_Set task_
In every row below, put "Oval shape" in place of "Ellipse shape" and leave everything else as it is.

_Data for this exercise_
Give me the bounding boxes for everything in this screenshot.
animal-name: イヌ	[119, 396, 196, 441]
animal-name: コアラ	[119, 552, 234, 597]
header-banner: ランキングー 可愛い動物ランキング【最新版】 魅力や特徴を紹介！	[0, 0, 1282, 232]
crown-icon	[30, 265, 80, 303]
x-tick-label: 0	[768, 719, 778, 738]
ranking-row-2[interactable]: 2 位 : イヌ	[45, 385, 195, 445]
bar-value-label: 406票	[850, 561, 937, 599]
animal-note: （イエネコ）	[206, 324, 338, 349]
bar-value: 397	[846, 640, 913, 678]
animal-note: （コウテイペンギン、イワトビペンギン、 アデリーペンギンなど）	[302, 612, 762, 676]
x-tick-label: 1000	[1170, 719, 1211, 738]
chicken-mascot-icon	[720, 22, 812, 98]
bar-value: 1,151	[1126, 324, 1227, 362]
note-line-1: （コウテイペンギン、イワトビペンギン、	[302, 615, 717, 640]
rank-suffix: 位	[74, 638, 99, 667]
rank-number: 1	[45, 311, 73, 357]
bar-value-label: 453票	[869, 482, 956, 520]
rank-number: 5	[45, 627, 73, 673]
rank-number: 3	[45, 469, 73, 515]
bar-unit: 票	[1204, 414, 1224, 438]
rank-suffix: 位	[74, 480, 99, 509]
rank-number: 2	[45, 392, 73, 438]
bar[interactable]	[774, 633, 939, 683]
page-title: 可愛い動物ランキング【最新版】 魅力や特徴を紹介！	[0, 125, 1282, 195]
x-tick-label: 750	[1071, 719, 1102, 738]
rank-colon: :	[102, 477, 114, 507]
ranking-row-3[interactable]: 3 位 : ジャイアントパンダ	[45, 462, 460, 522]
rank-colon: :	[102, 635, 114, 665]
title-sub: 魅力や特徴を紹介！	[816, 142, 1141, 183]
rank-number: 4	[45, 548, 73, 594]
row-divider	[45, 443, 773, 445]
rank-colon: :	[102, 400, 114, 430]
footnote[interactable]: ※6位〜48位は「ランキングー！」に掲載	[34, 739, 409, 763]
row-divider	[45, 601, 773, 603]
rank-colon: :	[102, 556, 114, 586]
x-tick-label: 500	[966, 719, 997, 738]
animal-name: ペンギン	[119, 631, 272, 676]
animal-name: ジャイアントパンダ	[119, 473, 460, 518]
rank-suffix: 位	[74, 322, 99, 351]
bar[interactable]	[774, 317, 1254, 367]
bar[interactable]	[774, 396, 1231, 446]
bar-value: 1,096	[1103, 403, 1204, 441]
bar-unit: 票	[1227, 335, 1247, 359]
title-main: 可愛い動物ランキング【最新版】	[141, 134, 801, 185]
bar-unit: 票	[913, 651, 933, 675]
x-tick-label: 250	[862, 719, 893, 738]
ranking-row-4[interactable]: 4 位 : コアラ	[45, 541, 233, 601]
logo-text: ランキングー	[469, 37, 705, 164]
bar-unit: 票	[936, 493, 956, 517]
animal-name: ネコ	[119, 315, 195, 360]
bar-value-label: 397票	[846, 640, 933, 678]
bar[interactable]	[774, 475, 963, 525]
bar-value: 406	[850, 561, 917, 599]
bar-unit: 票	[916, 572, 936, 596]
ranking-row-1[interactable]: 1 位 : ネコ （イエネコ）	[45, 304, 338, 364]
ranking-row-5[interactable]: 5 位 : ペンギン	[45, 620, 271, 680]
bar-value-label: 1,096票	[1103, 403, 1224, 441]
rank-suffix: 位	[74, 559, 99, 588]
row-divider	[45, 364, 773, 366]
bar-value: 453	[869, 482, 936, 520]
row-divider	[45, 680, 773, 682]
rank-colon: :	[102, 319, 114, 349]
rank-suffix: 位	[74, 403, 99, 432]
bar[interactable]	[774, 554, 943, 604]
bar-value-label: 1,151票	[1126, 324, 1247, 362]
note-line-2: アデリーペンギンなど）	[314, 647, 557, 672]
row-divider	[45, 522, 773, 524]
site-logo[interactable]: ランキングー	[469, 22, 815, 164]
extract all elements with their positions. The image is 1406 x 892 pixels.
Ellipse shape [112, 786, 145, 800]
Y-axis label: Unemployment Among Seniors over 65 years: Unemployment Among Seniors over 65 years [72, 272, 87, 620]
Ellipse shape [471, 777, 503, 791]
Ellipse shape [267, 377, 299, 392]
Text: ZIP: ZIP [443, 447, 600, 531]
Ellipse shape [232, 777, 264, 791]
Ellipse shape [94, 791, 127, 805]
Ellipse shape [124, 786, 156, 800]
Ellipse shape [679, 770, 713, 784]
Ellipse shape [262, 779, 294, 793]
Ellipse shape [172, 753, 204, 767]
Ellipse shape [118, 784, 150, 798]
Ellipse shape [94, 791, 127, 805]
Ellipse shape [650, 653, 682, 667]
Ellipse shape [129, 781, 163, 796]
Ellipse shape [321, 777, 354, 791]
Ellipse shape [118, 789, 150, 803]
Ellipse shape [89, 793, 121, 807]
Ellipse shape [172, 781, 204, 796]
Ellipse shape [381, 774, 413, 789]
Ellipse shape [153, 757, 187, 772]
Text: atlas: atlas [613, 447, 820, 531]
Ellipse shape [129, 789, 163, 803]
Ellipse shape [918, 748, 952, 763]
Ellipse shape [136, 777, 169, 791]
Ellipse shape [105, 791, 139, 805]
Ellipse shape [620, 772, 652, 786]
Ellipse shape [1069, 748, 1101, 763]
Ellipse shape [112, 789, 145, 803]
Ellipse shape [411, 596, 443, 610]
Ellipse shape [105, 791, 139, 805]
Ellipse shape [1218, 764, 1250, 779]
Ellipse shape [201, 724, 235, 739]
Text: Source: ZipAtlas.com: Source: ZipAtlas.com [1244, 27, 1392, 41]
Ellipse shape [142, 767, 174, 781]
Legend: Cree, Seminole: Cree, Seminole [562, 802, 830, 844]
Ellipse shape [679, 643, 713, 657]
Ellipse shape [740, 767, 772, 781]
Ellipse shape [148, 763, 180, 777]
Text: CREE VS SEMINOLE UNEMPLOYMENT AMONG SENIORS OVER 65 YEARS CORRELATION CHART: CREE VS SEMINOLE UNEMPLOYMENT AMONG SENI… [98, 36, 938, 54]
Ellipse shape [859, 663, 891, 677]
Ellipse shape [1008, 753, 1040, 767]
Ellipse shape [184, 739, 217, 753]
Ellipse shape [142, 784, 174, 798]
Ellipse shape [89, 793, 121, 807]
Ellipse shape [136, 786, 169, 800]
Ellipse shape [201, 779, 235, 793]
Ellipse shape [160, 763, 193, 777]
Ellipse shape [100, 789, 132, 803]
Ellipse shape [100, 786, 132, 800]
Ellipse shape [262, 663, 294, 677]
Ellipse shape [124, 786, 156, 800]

_Answer to this exercise_
Give me the bounding boxes for everything in this screenshot.
animal-name: イヌ	[119, 396, 196, 441]
animal-name: コアラ	[119, 552, 234, 597]
header-banner: ランキングー 可愛い動物ランキング【最新版】 魅力や特徴を紹介！	[0, 0, 1282, 232]
crown-icon	[30, 265, 80, 303]
x-tick-label: 0	[768, 719, 778, 738]
ranking-row-2[interactable]: 2 位 : イヌ	[45, 385, 195, 445]
bar-value-label: 406票	[850, 561, 937, 599]
animal-note: （イエネコ）	[206, 324, 338, 349]
bar-value: 397	[846, 640, 913, 678]
animal-note: （コウテイペンギン、イワトビペンギン、 アデリーペンギンなど）	[302, 612, 762, 676]
x-tick-label: 1000	[1170, 719, 1211, 738]
chicken-mascot-icon	[720, 22, 812, 98]
bar-value: 1,151	[1126, 324, 1227, 362]
note-line-1: （コウテイペンギン、イワトビペンギン、	[302, 615, 717, 640]
rank-suffix: 位	[74, 638, 99, 667]
rank-number: 1	[45, 311, 73, 357]
bar-value-label: 453票	[869, 482, 956, 520]
rank-number: 5	[45, 627, 73, 673]
rank-number: 3	[45, 469, 73, 515]
bar-unit: 票	[1204, 414, 1224, 438]
rank-suffix: 位	[74, 480, 99, 509]
rank-number: 2	[45, 392, 73, 438]
bar[interactable]	[774, 633, 939, 683]
page-title: 可愛い動物ランキング【最新版】 魅力や特徴を紹介！	[0, 125, 1282, 195]
x-tick-label: 750	[1071, 719, 1102, 738]
rank-colon: :	[102, 477, 114, 507]
ranking-row-3[interactable]: 3 位 : ジャイアントパンダ	[45, 462, 460, 522]
rank-colon: :	[102, 635, 114, 665]
title-sub: 魅力や特徴を紹介！	[816, 142, 1141, 183]
rank-number: 4	[45, 548, 73, 594]
row-divider	[45, 443, 773, 445]
rank-colon: :	[102, 400, 114, 430]
footnote[interactable]: ※6位〜48位は「ランキングー！」に掲載	[34, 739, 409, 763]
row-divider	[45, 601, 773, 603]
rank-colon: :	[102, 556, 114, 586]
x-tick-label: 500	[966, 719, 997, 738]
animal-name: ペンギン	[119, 631, 272, 676]
animal-name: ジャイアントパンダ	[119, 473, 460, 518]
rank-suffix: 位	[74, 322, 99, 351]
bar[interactable]	[774, 317, 1254, 367]
bar[interactable]	[774, 396, 1231, 446]
bar-value: 1,096	[1103, 403, 1204, 441]
bar-unit: 票	[1227, 335, 1247, 359]
title-main: 可愛い動物ランキング【最新版】	[141, 134, 801, 185]
bar-unit: 票	[913, 651, 933, 675]
x-tick-label: 250	[862, 719, 893, 738]
ranking-row-4[interactable]: 4 位 : コアラ	[45, 541, 233, 601]
logo-text: ランキングー	[469, 37, 705, 164]
bar-unit: 票	[936, 493, 956, 517]
animal-name: ネコ	[119, 315, 195, 360]
bar-value-label: 397票	[846, 640, 933, 678]
bar[interactable]	[774, 475, 963, 525]
bar-value: 406	[850, 561, 917, 599]
bar-unit: 票	[916, 572, 936, 596]
ranking-row-1[interactable]: 1 位 : ネコ （イエネコ）	[45, 304, 338, 364]
ranking-row-5[interactable]: 5 位 : ペンギン	[45, 620, 271, 680]
bar-value-label: 1,096票	[1103, 403, 1224, 441]
rank-suffix: 位	[74, 559, 99, 588]
row-divider	[45, 364, 773, 366]
bar-value: 453	[869, 482, 936, 520]
row-divider	[45, 680, 773, 682]
rank-colon: :	[102, 319, 114, 349]
rank-suffix: 位	[74, 403, 99, 432]
bar[interactable]	[774, 554, 943, 604]
bar-value-label: 1,151票	[1126, 324, 1247, 362]
note-line-2: アデリーペンギンなど）	[314, 647, 557, 672]
row-divider	[45, 522, 773, 524]
site-logo[interactable]: ランキングー	[469, 22, 815, 164]
extract all elements with their positions. The image is 1406 x 892 pixels.
Oval shape [112, 786, 145, 800]
Y-axis label: Unemployment Among Seniors over 65 years: Unemployment Among Seniors over 65 years [72, 272, 87, 620]
Oval shape [471, 777, 503, 791]
Oval shape [267, 377, 299, 392]
Text: ZIP: ZIP [443, 447, 600, 531]
Oval shape [232, 777, 264, 791]
Oval shape [94, 791, 127, 805]
Oval shape [124, 786, 156, 800]
Oval shape [679, 770, 713, 784]
Oval shape [262, 779, 294, 793]
Oval shape [172, 753, 204, 767]
Oval shape [118, 784, 150, 798]
Oval shape [94, 791, 127, 805]
Oval shape [650, 653, 682, 667]
Oval shape [129, 781, 163, 796]
Oval shape [321, 777, 354, 791]
Oval shape [118, 789, 150, 803]
Oval shape [89, 793, 121, 807]
Oval shape [172, 781, 204, 796]
Oval shape [381, 774, 413, 789]
Oval shape [153, 757, 187, 772]
Text: atlas: atlas [613, 447, 820, 531]
Oval shape [129, 789, 163, 803]
Oval shape [918, 748, 952, 763]
Oval shape [136, 777, 169, 791]
Oval shape [105, 791, 139, 805]
Oval shape [620, 772, 652, 786]
Oval shape [1069, 748, 1101, 763]
Oval shape [112, 789, 145, 803]
Oval shape [411, 596, 443, 610]
Oval shape [105, 791, 139, 805]
Oval shape [1218, 764, 1250, 779]
Oval shape [201, 724, 235, 739]
Text: Source: ZipAtlas.com: Source: ZipAtlas.com [1244, 27, 1392, 41]
Oval shape [142, 767, 174, 781]
Legend: Cree, Seminole: Cree, Seminole [562, 802, 830, 844]
Oval shape [679, 643, 713, 657]
Oval shape [740, 767, 772, 781]
Oval shape [148, 763, 180, 777]
Text: CREE VS SEMINOLE UNEMPLOYMENT AMONG SENIORS OVER 65 YEARS CORRELATION CHART: CREE VS SEMINOLE UNEMPLOYMENT AMONG SENI… [98, 36, 938, 54]
Oval shape [859, 663, 891, 677]
Oval shape [1008, 753, 1040, 767]
Oval shape [184, 739, 217, 753]
Oval shape [142, 784, 174, 798]
Oval shape [89, 793, 121, 807]
Oval shape [136, 786, 169, 800]
Oval shape [201, 779, 235, 793]
Oval shape [160, 763, 193, 777]
Oval shape [100, 789, 132, 803]
Oval shape [100, 786, 132, 800]
Oval shape [262, 663, 294, 677]
Oval shape [124, 786, 156, 800]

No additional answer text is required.